BEGIN Supplied records

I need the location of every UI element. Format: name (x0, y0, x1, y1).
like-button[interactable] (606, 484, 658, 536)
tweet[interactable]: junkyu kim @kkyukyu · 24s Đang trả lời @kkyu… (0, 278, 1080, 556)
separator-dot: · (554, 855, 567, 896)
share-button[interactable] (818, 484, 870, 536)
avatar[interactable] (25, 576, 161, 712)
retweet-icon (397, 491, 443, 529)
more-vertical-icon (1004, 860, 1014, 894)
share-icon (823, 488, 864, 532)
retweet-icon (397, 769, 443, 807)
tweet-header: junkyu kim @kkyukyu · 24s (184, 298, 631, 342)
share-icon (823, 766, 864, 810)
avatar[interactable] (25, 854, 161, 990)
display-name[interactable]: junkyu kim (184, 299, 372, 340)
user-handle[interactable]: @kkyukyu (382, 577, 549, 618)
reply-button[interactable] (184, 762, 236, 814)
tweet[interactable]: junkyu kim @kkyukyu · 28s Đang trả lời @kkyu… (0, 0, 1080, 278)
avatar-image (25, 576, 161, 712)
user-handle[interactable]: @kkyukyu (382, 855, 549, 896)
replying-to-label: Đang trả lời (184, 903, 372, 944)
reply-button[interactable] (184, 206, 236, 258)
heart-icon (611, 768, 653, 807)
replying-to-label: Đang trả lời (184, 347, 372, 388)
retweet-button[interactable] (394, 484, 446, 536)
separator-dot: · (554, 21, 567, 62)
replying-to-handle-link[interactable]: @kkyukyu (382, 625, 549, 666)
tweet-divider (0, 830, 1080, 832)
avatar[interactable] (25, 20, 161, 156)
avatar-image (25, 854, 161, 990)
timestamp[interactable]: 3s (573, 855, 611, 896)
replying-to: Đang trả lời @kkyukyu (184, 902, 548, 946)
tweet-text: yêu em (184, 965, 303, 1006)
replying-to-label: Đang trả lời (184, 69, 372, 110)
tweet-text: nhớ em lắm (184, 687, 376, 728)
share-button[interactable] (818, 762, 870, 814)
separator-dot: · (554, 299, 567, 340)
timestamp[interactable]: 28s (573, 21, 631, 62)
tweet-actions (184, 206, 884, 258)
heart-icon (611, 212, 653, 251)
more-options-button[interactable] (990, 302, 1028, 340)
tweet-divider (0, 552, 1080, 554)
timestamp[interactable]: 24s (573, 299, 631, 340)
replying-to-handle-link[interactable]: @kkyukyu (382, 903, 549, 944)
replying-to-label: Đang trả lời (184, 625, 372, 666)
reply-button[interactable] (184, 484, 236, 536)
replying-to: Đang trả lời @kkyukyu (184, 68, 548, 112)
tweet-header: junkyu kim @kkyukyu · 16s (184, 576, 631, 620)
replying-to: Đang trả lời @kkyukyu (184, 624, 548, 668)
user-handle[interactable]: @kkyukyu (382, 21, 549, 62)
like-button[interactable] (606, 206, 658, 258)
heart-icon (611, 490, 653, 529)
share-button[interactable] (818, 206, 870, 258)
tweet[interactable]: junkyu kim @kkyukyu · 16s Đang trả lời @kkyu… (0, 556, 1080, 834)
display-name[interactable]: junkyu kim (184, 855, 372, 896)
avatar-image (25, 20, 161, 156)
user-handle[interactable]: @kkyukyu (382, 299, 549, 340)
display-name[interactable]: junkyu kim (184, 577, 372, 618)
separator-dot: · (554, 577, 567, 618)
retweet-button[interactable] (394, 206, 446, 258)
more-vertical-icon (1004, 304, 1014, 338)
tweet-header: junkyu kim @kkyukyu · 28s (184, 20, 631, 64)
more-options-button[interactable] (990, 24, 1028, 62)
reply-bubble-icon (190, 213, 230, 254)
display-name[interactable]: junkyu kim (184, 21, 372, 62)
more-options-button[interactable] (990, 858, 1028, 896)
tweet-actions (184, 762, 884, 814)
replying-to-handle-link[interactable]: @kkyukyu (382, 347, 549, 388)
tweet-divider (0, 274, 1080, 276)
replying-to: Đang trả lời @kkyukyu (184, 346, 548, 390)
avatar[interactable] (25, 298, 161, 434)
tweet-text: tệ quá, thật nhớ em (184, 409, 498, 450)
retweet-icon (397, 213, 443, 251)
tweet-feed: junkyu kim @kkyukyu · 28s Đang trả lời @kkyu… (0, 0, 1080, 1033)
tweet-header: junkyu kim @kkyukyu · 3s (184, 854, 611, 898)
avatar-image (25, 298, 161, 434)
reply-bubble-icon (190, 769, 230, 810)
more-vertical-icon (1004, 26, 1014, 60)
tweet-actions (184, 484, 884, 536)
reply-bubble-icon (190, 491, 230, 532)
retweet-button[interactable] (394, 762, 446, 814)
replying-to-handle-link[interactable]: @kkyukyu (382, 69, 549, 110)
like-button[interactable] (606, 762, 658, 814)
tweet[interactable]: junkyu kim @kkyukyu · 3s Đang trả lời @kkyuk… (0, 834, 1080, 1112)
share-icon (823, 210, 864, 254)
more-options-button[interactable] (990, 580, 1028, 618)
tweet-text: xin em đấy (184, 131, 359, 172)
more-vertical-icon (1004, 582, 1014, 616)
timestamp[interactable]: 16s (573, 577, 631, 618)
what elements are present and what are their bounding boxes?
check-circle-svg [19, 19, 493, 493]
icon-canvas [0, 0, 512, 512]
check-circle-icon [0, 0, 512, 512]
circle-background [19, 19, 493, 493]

END Supplied records

* **What you need to do**
Please duplicate the material above line for line, leaving nothing out and changing nothing.

* **The completed task**
I need the location of every UI element. Format: name (x0, y0, x1, y1).
like-button[interactable] (606, 484, 658, 536)
tweet[interactable]: junkyu kim @kkyukyu · 24s Đang trả lời @kkyu… (0, 278, 1080, 556)
separator-dot: · (554, 855, 567, 896)
share-button[interactable] (818, 484, 870, 536)
avatar[interactable] (25, 576, 161, 712)
retweet-icon (397, 491, 443, 529)
more-vertical-icon (1004, 860, 1014, 894)
share-icon (823, 488, 864, 532)
retweet-icon (397, 769, 443, 807)
tweet-header: junkyu kim @kkyukyu · 24s (184, 298, 631, 342)
share-icon (823, 766, 864, 810)
avatar[interactable] (25, 854, 161, 990)
display-name[interactable]: junkyu kim (184, 299, 372, 340)
user-handle[interactable]: @kkyukyu (382, 577, 549, 618)
reply-button[interactable] (184, 762, 236, 814)
tweet[interactable]: junkyu kim @kkyukyu · 28s Đang trả lời @kkyu… (0, 0, 1080, 278)
avatar-image (25, 576, 161, 712)
user-handle[interactable]: @kkyukyu (382, 855, 549, 896)
replying-to-label: Đang trả lời (184, 903, 372, 944)
reply-button[interactable] (184, 206, 236, 258)
heart-icon (611, 768, 653, 807)
replying-to-label: Đang trả lời (184, 347, 372, 388)
retweet-button[interactable] (394, 484, 446, 536)
separator-dot: · (554, 21, 567, 62)
replying-to-handle-link[interactable]: @kkyukyu (382, 625, 549, 666)
tweet-divider (0, 830, 1080, 832)
avatar[interactable] (25, 20, 161, 156)
avatar-image (25, 854, 161, 990)
timestamp[interactable]: 3s (573, 855, 611, 896)
replying-to: Đang trả lời @kkyukyu (184, 902, 548, 946)
tweet-text: yêu em (184, 965, 303, 1006)
replying-to-label: Đang trả lời (184, 69, 372, 110)
tweet-text: nhớ em lắm (184, 687, 376, 728)
share-button[interactable] (818, 762, 870, 814)
separator-dot: · (554, 299, 567, 340)
timestamp[interactable]: 28s (573, 21, 631, 62)
tweet-actions (184, 206, 884, 258)
heart-icon (611, 212, 653, 251)
more-options-button[interactable] (990, 302, 1028, 340)
tweet-divider (0, 552, 1080, 554)
timestamp[interactable]: 24s (573, 299, 631, 340)
replying-to-handle-link[interactable]: @kkyukyu (382, 903, 549, 944)
replying-to-label: Đang trả lời (184, 625, 372, 666)
reply-button[interactable] (184, 484, 236, 536)
replying-to: Đang trả lời @kkyukyu (184, 68, 548, 112)
tweet-header: junkyu kim @kkyukyu · 16s (184, 576, 631, 620)
replying-to: Đang trả lời @kkyukyu (184, 624, 548, 668)
user-handle[interactable]: @kkyukyu (382, 21, 549, 62)
like-button[interactable] (606, 206, 658, 258)
heart-icon (611, 490, 653, 529)
share-button[interactable] (818, 206, 870, 258)
tweet[interactable]: junkyu kim @kkyukyu · 16s Đang trả lời @kkyu… (0, 556, 1080, 834)
display-name[interactable]: junkyu kim (184, 855, 372, 896)
avatar-image (25, 20, 161, 156)
user-handle[interactable]: @kkyukyu (382, 299, 549, 340)
display-name[interactable]: junkyu kim (184, 577, 372, 618)
separator-dot: · (554, 577, 567, 618)
retweet-button[interactable] (394, 206, 446, 258)
more-vertical-icon (1004, 304, 1014, 338)
tweet-header: junkyu kim @kkyukyu · 28s (184, 20, 631, 64)
more-options-button[interactable] (990, 24, 1028, 62)
reply-bubble-icon (190, 213, 230, 254)
display-name[interactable]: junkyu kim (184, 21, 372, 62)
more-options-button[interactable] (990, 858, 1028, 896)
tweet-actions (184, 762, 884, 814)
replying-to-handle-link[interactable]: @kkyukyu (382, 347, 549, 388)
tweet-divider (0, 274, 1080, 276)
replying-to: Đang trả lời @kkyukyu (184, 346, 548, 390)
avatar[interactable] (25, 298, 161, 434)
tweet-text: tệ quá, thật nhớ em (184, 409, 498, 450)
retweet-icon (397, 213, 443, 251)
tweet-feed: junkyu kim @kkyukyu · 28s Đang trả lời @kkyu… (0, 0, 1080, 1033)
tweet-header: junkyu kim @kkyukyu · 3s (184, 854, 611, 898)
avatar-image (25, 298, 161, 434)
reply-bubble-icon (190, 769, 230, 810)
more-vertical-icon (1004, 26, 1014, 60)
tweet-actions (184, 484, 884, 536)
reply-bubble-icon (190, 491, 230, 532)
retweet-button[interactable] (394, 762, 446, 814)
replying-to-handle-link[interactable]: @kkyukyu (382, 69, 549, 110)
like-button[interactable] (606, 762, 658, 814)
tweet[interactable]: junkyu kim @kkyukyu · 3s Đang trả lời @kkyuk… (0, 834, 1080, 1112)
share-icon (823, 210, 864, 254)
more-options-button[interactable] (990, 580, 1028, 618)
tweet-text: xin em đấy (184, 131, 359, 172)
more-vertical-icon (1004, 582, 1014, 616)
timestamp[interactable]: 16s (573, 577, 631, 618)
what elements are present and what are their bounding boxes?
check-circle-svg [19, 19, 493, 493]
icon-canvas [0, 0, 512, 512]
check-circle-icon [0, 0, 512, 512]
circle-background [19, 19, 493, 493]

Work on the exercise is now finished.